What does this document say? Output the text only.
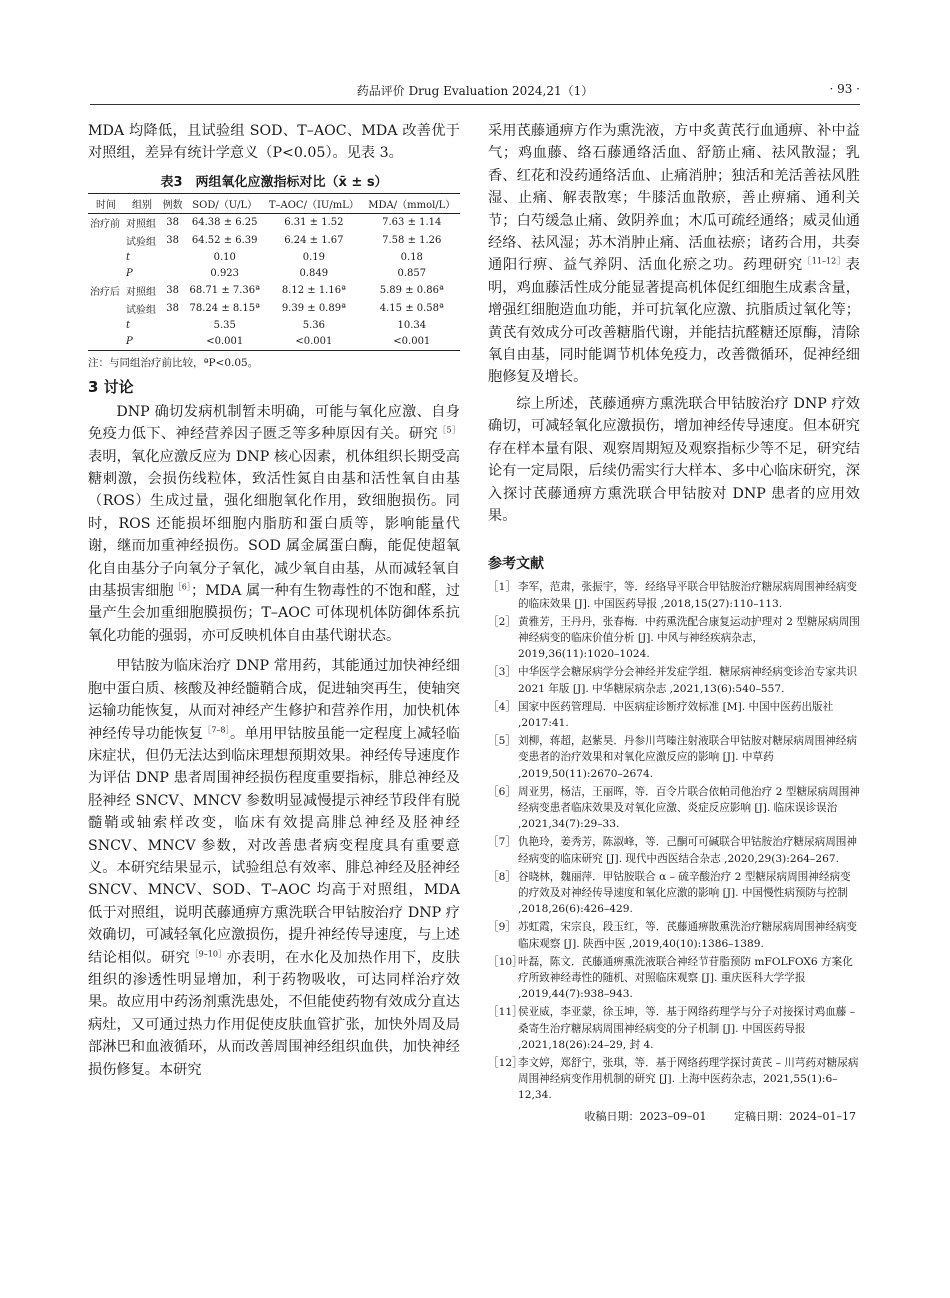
药品评价 Drug Evaluation 2024,21（1）	· 93 ·

MDA 均降低，且试验组 SOD、T–AOC、MDA 改善优于对照组，差异有统计学意义（P<0.05）。见表 3。

表3　两组氧化应激指标对比（x̄ ± s）
时间	组别	例数	SOD/（U/L）	T–AOC/（IU/mL）	MDA/（mmol/L）
治疗前	对照组	38	64.38 ± 6.25	6.31 ± 1.52	7.63 ± 1.14
	试验组	38	64.52 ± 6.39	6.24 ± 1.67	7.58 ± 1.26
	t		0.10	0.19	0.18
	P		0.923	0.849	0.857
治疗后	对照组	38	68.71 ± 7.36ª	8.12 ± 1.16ª	5.89 ± 0.86ª
	试验组	38	78.24 ± 8.15ª	9.39 ± 0.89ª	4.15 ± 0.58ª
	t		5.35	5.36	10.34
	P		<0.001	<0.001	<0.001
注：与同组治疗前比较，ªP<0.05。
3 讨论

DNP 确切发病机制暂未明确，可能与氧化应激、自身免疫力低下、神经营养因子匮乏等多种原因有关。研究$^{[5]}$表明，氧化应激反应为 DNP 核心因素，机体组织长期受高糖刺激，会损伤线粒体，致活性氮自由基和活性氧自由基（ROS）生成过量，强化细胞氧化作用，致细胞损伤。同时，ROS 还能损坏细胞内脂肪和蛋白质等，影响能量代谢，继而加重神经损伤。SOD 属金属蛋白酶，能促使超氧化自由基分子向氧分子氧化，减少氧自由基，从而减轻氧自由基损害细胞$^{[6]}$；MDA 属一种有生物毒性的不饱和醛，过量产生会加重细胞膜损伤；T–AOC 可体现机体防御体系抗氧化功能的强弱，亦可反映机体自由基代谢状态。

甲钴胺为临床治疗 DNP 常用药，其能通过加快神经细胞中蛋白质、核酸及神经髓鞘合成，促进轴突再生，使轴突运输功能恢复，从而对神经产生修护和营养作用，加快机体神经传导功能恢复$^{[7-8]}$。单用甲钴胺虽能一定程度上减轻临床症状，但仍无法达到临床理想预期效果。神经传导速度作为评估 DNP 患者周围神经损伤程度重要指标，腓总神经及胫神经 SNCV、MNCV 参数明显减慢提示神经节段伴有脱髓鞘或轴索样改变，临床有效提高腓总神经及胫神经 SNCV、MNCV 参数，对改善患者病变程度具有重要意义。本研究结果显示，试验组总有效率、腓总神经及胫神经 SNCV、MNCV、SOD、T–AOC 均高于对照组，MDA 低于对照组，说明芪藤通痹方熏洗联合甲钴胺治疗 DNP 疗效确切，可减轻氧化应激损伤，提升神经传导速度，与上述结论相似。研究$^{[9-10]}$亦表明，在水化及加热作用下，皮肤组织的渗透性明显增加，利于药物吸收，可达同样治疗效果。故应用中药汤剂熏洗患处，不但能使药物有效成分直达病灶，又可通过热力作用促使皮肤血管扩张，加快外周及局部淋巴和血液循环，从而改善周围神经组织血供，加快神经损伤修复。本研究

采用芪藤通痹方作为熏洗液，方中炙黄芪行血通痹、补中益气；鸡血藤、络石藤通络活血、舒筋止痛、祛风散湿；乳香、红花和没药通络活血、止痛消肿；独活和羌活善祛风胜湿、止痛、解表散寒；牛膝活血散瘀，善止痹痛、通利关节；白芍缓急止痛、敛阴养血；木瓜可疏经通络；威灵仙通经络、祛风湿；苏木消肿止痛、活血祛瘀；诸药合用，共奏通阳行痹、益气养阴、活血化瘀之功。药理研究$^{[11-12]}$表明，鸡血藤活性成分能显著提高机体促红细胞生成素含量，增强红细胞造血功能，并可抗氧化应激、抗脂质过氧化等；黄芪有效成分可改善糖脂代谢，并能拮抗醛糖还原酶，清除氧自由基，同时能调节机体免疫力，改善微循环，促神经细胞修复及增长。

综上所述，芪藤通痹方熏洗联合甲钴胺治疗 DNP 疗效确切，可减轻氧化应激损伤，增加神经传导速度。但本研究存在样本量有限、观察周期短及观察指标少等不足，研究结论有一定局限，后续仍需实行大样本、多中心临床研究，深入探讨芪藤通痹方熏洗联合甲钴胺对 DNP 患者的应用效果。

参考文献
［1］ 李军，范肃，张振宇，等．经络导平联合甲钴胺治疗糖尿病周围神经病变的临床效果 [J]. 中国医药导报 ,2018,15(27):110–113.
［2］ 黄雅芳，王丹丹，张春梅．中药熏洗配合康复运动护理对 2 型糖尿病周围神经病变的临床价值分析 [J]. 中风与神经疾病杂志，2019,36(11):1020–1024.
［3］ 中华医学会糖尿病学分会神经并发症学组．糖尿病神经病变诊治专家共识 2021 年版 [J]. 中华糖尿病杂志 ,2021,13(6):540–557.
［4］ 国家中医药管理局．中医病症诊断疗效标准 [M]. 中国中医药出版社 ,2017:41.
［5］ 刘柳，蒋超，赵紫昊．丹参川芎嗪注射液联合甲钴胺对糖尿病周围神经病变患者的治疗效果和对氧化应激反应的影响 [J]. 中草药 ,2019,50(11):2670–2674.
［6］ 周亚男，杨洁，王丽晖，等．百令片联合依帕司他治疗 2 型糖尿病周围神经病变患者临床效果及对氧化应激、炎症反应影响 [J]. 临床误诊误治 ,2021,34(7):29–33.
［7］ 仇艳玲，姜秀芳，陈淑峰，等．己酮可可碱联合甲钴胺治疗糖尿病周围神经病变的临床研究 [J]. 现代中西医结合杂志 ,2020,29(3):264–267.
［8］ 谷晓林，魏丽萍．甲钴胺联合 α – 硫辛酸治疗 2 型糖尿病周围神经病变的疗效及对神经传导速度和氧化应激的影响 [J]. 中国慢性病预防与控制 ,2018,26(6):426–429.
［9］ 苏虹霞，宋宗良，段玉红，等．芪藤通痹散熏洗治疗糖尿病周围神经病变临床观察 [J]. 陕西中医 ,2019,40(10):1386–1389.
［10］
叶磊，陈文．芪藤通痹熏洗液联合神经节苷脂预防 mFOLFOX6 方案化疗所致神经毒性的随机、对照临床观察 [J]. 重庆医科大学学报 ,2019,44(7):938–943.
［11］
侯亚威，李亚蒙，徐玉坤，等．基于网络药理学与分子对接探讨鸡血藤 – 桑寄生治疗糖尿病周围神经病变的分子机制 [J]. 中国医药导报 ,2021,18(26):24–29, 封 4.
［12］
李文婷，郑舒宁，张琪，等．基于网络药理学探讨黄芪 – 川芎药对糖尿病周围神经病变作用机制的研究 [J]. 上海中医药杂志，2021,55(1):6–12,34.
收稿日期：2023–09–01	定稿日期：2024–01–17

------------------------------

■ AIM:
Using the material above, gather every line that includes "中国医药导报".

■ RESULT:
［1］ 李军，范肃，张振宇，等．经络导平联合甲钴胺治疗糖尿病周围神经病变的临床效果 [J]. 中国医药导报 ,2018,15(27):110–113.
侯亚威，李亚蒙，徐玉坤，等．基于网络药理学与分子对接探讨鸡血藤 – 桑寄生治疗糖尿病周围神经病变的分子机制 [J]. 中国医药导报 ,2021,18(26):24–29, 封 4.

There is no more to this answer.